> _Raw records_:
►

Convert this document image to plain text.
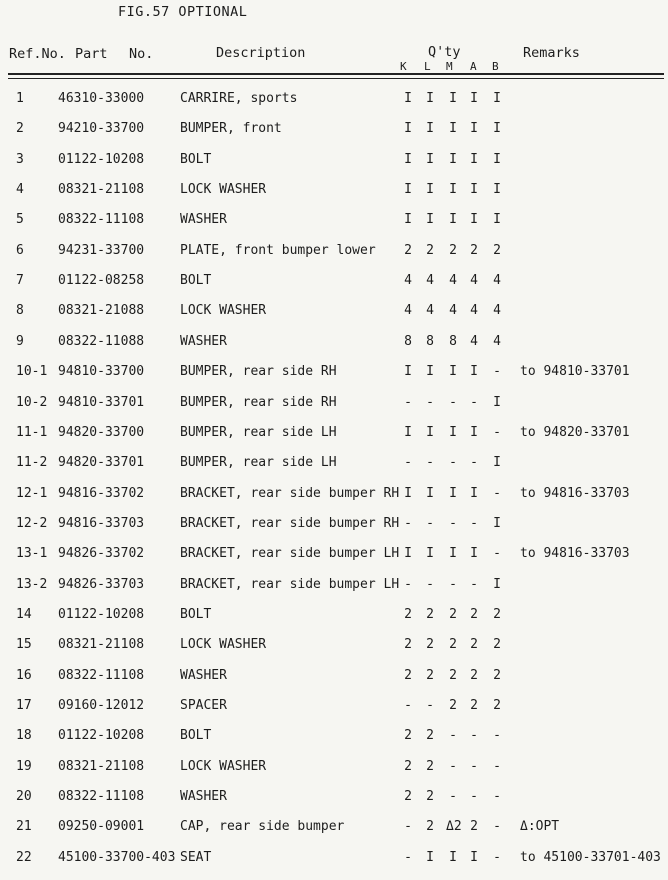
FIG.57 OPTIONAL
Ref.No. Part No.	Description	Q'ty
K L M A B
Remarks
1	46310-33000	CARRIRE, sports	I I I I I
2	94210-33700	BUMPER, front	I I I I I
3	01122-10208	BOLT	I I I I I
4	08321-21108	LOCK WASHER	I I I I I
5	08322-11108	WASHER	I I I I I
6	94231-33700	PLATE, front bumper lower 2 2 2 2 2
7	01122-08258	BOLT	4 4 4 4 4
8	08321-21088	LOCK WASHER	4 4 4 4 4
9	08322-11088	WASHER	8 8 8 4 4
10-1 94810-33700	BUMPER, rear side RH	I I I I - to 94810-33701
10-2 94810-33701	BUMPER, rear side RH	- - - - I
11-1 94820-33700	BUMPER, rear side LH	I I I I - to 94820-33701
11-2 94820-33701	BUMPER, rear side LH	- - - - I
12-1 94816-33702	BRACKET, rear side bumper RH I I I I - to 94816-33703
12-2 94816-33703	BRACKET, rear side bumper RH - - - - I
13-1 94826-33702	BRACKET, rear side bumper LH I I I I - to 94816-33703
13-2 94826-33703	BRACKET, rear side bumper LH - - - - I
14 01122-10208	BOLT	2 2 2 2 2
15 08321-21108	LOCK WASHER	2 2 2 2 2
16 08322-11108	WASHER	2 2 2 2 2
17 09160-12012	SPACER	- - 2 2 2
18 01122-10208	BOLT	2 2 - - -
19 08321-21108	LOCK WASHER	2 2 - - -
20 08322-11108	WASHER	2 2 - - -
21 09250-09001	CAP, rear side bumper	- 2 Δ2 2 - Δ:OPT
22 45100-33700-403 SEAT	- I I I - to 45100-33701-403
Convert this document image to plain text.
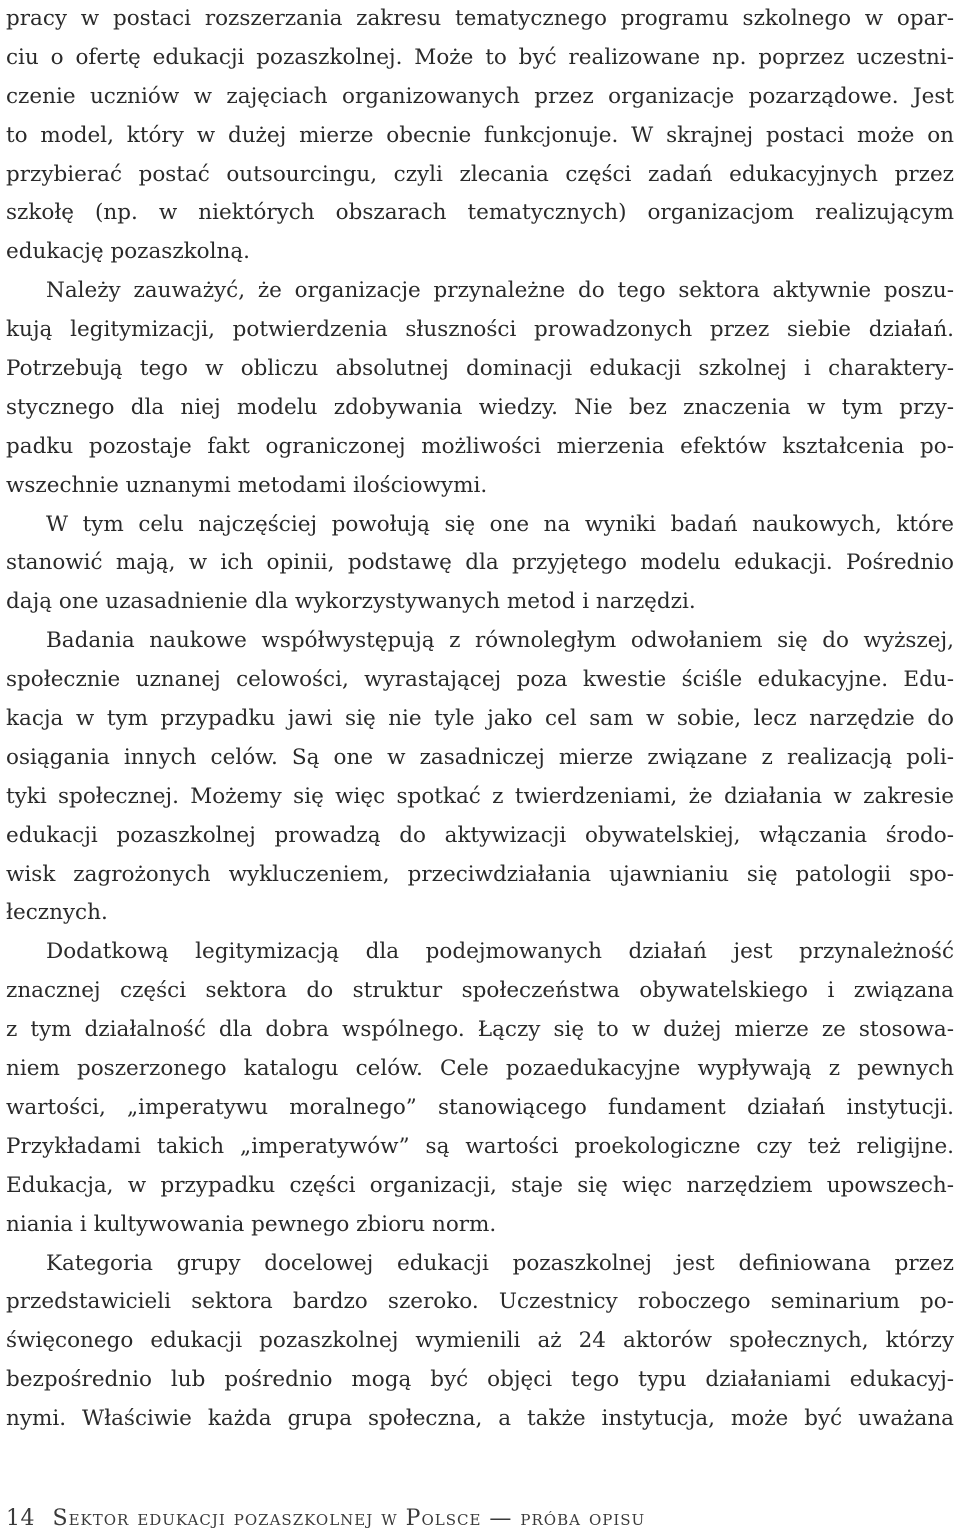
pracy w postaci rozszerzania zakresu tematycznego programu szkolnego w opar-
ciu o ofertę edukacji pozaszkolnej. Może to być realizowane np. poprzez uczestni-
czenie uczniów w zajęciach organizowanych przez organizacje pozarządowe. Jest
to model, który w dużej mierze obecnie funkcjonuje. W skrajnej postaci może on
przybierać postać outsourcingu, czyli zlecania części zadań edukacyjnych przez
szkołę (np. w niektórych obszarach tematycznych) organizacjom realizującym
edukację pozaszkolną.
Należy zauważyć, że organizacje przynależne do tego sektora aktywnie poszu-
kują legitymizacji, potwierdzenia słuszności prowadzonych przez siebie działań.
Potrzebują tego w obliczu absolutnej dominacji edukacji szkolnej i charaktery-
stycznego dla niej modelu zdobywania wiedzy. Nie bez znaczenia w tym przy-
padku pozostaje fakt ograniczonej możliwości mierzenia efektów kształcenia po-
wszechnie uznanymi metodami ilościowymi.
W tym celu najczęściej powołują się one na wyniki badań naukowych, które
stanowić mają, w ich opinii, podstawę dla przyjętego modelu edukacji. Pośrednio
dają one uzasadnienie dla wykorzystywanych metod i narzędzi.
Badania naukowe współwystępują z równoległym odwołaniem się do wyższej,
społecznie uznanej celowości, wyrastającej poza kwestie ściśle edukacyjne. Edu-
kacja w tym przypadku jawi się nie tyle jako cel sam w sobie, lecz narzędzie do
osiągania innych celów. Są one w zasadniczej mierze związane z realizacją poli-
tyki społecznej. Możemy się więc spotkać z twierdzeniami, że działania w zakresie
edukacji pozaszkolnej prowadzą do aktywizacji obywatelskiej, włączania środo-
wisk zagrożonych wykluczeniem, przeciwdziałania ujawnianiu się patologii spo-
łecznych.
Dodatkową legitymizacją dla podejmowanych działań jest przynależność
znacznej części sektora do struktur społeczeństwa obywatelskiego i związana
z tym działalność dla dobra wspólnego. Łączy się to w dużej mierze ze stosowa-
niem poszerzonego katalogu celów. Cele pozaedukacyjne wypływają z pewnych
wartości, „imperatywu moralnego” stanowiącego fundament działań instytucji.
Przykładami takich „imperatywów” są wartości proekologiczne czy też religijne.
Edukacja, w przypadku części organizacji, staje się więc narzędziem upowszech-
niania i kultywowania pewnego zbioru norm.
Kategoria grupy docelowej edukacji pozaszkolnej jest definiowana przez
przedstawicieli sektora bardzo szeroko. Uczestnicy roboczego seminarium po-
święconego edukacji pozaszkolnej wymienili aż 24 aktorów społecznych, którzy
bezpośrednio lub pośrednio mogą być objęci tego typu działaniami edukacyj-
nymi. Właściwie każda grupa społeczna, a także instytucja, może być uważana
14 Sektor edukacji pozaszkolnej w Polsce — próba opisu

◄
►

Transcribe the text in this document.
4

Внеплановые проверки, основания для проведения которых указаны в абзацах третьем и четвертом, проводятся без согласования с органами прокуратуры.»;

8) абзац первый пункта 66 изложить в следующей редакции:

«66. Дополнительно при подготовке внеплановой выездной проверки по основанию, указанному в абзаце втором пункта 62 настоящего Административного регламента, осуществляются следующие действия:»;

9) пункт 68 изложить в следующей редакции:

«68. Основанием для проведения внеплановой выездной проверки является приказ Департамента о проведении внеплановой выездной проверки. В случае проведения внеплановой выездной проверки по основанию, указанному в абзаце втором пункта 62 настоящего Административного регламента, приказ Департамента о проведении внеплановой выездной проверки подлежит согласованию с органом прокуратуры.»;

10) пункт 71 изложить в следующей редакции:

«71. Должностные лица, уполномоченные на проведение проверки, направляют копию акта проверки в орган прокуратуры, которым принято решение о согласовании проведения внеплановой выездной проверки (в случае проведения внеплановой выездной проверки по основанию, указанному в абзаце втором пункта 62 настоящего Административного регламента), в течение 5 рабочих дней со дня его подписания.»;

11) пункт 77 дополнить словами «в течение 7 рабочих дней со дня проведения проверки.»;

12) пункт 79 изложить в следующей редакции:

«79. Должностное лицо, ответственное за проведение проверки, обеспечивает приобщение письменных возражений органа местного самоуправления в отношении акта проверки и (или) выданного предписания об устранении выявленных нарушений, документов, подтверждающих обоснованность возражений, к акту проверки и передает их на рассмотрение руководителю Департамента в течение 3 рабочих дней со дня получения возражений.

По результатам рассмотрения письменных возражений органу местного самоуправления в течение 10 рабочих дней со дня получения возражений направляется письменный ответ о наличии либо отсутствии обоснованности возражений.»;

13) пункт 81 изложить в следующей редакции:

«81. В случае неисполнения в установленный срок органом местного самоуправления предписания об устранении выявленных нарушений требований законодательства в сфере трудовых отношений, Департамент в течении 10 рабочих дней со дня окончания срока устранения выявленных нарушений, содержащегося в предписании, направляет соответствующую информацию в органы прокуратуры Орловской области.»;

◄

> _What you should do_:
In the entries above, find every line with the word "BRACKET" and list it.

> _Exercise output_:
12-1 94816-33702	BRACKET, rear side bumper RH I I I I - to 94816-33703
12-2 94816-33703	BRACKET, rear side bumper RH - - - - I
13-1 94826-33702	BRACKET, rear side bumper LH I I I I - to 94816-33703
13-2 94826-33703	BRACKET, rear side bumper LH - - - - I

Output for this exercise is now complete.